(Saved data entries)
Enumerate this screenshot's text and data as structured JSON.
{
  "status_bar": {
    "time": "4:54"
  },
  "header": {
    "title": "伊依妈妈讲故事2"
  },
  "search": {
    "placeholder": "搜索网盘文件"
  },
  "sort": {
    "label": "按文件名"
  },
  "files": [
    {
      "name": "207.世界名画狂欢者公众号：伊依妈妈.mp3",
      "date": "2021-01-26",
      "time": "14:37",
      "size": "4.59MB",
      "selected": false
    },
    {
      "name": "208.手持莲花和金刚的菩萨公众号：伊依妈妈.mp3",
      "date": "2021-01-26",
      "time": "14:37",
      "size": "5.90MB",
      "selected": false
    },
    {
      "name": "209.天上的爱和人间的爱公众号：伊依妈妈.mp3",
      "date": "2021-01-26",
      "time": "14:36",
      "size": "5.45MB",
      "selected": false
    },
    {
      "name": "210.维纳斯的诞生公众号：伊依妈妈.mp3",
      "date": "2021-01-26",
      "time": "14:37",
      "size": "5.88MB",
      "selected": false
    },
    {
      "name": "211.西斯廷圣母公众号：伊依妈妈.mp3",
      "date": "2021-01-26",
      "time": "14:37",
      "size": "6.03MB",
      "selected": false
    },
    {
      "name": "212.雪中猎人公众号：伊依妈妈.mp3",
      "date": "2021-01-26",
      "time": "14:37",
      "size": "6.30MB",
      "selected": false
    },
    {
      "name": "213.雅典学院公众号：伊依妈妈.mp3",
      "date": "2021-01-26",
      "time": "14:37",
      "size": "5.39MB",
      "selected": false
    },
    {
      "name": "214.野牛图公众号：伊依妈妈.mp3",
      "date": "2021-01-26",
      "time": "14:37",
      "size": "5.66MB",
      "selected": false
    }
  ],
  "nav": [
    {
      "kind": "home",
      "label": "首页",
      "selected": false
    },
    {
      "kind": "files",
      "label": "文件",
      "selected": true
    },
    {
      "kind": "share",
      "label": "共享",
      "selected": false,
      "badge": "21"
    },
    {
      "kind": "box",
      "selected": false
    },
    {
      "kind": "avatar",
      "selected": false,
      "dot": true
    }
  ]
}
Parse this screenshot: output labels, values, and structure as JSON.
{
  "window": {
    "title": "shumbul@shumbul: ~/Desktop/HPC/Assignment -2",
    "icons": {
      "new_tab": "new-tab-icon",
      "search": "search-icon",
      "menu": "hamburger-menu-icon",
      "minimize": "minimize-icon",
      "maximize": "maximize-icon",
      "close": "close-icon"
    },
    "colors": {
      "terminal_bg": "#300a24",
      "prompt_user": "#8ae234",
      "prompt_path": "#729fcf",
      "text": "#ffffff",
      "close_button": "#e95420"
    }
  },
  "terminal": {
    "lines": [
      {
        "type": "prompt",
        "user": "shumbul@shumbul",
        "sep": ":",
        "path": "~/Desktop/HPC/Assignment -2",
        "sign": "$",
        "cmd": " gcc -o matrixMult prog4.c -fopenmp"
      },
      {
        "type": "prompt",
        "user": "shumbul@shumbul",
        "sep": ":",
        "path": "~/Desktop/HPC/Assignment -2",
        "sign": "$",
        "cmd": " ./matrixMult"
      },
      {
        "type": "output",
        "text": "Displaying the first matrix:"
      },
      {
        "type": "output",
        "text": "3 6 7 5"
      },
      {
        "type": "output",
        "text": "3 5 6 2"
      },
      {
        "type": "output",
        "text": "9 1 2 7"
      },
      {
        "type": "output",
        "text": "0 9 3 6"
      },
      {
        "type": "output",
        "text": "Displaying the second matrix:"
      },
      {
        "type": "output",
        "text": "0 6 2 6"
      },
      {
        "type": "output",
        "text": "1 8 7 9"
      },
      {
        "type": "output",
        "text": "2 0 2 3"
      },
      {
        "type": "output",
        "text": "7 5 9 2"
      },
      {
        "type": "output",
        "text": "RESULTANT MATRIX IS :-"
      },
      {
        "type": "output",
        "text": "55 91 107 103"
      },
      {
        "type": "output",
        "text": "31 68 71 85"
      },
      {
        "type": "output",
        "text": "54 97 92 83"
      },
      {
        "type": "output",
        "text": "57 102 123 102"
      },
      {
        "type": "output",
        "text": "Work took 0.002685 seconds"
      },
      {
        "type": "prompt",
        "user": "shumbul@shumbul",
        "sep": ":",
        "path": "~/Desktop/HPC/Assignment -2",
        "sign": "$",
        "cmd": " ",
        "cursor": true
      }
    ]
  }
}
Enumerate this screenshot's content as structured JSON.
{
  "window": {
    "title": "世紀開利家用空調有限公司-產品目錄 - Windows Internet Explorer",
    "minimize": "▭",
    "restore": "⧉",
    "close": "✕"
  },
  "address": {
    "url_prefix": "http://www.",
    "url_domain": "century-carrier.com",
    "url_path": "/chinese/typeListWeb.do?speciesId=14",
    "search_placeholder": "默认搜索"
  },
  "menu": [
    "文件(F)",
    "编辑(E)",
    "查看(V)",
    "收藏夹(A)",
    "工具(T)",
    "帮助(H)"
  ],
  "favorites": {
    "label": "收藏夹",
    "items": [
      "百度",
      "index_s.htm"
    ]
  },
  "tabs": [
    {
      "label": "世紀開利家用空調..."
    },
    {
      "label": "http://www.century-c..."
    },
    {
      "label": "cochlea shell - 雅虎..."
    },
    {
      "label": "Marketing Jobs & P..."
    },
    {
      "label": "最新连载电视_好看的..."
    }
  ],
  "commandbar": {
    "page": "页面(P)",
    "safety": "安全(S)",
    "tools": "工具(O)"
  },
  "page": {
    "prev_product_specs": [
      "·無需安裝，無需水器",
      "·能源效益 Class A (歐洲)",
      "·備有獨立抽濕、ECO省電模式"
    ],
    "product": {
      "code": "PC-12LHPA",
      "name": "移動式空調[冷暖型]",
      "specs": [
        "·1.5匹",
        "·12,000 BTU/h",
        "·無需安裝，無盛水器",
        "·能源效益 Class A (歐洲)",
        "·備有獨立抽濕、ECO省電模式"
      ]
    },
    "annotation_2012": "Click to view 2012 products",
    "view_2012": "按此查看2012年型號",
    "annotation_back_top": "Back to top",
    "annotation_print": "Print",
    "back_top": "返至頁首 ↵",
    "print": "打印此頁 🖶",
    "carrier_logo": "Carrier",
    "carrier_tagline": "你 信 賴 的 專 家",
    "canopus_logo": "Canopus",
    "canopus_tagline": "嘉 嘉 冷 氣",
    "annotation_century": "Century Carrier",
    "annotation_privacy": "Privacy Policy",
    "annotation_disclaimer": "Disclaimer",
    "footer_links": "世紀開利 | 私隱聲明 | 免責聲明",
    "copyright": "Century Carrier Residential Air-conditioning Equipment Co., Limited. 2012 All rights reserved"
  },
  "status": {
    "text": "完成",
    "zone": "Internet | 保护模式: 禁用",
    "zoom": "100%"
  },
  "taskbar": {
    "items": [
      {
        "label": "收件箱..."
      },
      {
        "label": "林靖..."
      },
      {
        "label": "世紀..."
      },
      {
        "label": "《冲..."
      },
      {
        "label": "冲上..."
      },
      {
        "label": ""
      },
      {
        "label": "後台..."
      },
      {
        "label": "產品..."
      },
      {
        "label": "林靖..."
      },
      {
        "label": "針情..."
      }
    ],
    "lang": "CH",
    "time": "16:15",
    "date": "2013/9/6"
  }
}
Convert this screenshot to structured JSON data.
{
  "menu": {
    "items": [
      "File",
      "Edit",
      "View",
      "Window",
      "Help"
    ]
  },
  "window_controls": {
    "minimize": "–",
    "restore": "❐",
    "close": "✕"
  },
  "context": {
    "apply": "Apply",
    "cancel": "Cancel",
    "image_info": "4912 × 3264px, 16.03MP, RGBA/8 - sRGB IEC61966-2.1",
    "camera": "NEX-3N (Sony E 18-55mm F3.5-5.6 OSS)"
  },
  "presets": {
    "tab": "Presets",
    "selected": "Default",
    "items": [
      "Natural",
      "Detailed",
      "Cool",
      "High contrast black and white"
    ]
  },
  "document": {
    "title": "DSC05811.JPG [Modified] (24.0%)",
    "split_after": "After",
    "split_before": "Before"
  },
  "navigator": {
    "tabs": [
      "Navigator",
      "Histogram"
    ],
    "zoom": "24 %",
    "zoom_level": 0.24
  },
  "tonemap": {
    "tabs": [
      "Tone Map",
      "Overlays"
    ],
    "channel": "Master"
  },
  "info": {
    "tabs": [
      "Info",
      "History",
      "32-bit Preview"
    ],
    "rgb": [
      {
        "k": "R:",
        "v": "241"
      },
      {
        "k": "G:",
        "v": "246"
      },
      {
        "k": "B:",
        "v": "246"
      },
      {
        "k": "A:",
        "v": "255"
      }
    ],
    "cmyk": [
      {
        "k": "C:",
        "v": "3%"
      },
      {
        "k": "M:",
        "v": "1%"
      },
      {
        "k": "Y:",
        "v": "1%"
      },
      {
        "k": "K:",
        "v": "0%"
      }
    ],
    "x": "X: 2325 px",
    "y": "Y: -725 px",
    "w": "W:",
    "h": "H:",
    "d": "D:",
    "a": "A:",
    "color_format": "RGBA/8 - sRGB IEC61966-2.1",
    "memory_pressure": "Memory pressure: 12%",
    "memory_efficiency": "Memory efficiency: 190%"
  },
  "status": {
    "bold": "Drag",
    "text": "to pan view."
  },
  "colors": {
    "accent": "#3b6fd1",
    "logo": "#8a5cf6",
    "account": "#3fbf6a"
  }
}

WRITTEN INSTRUCTION: Lines containing the word "Enumerate" are to be tallied; report only the total.

WORKED SOLUTION: 2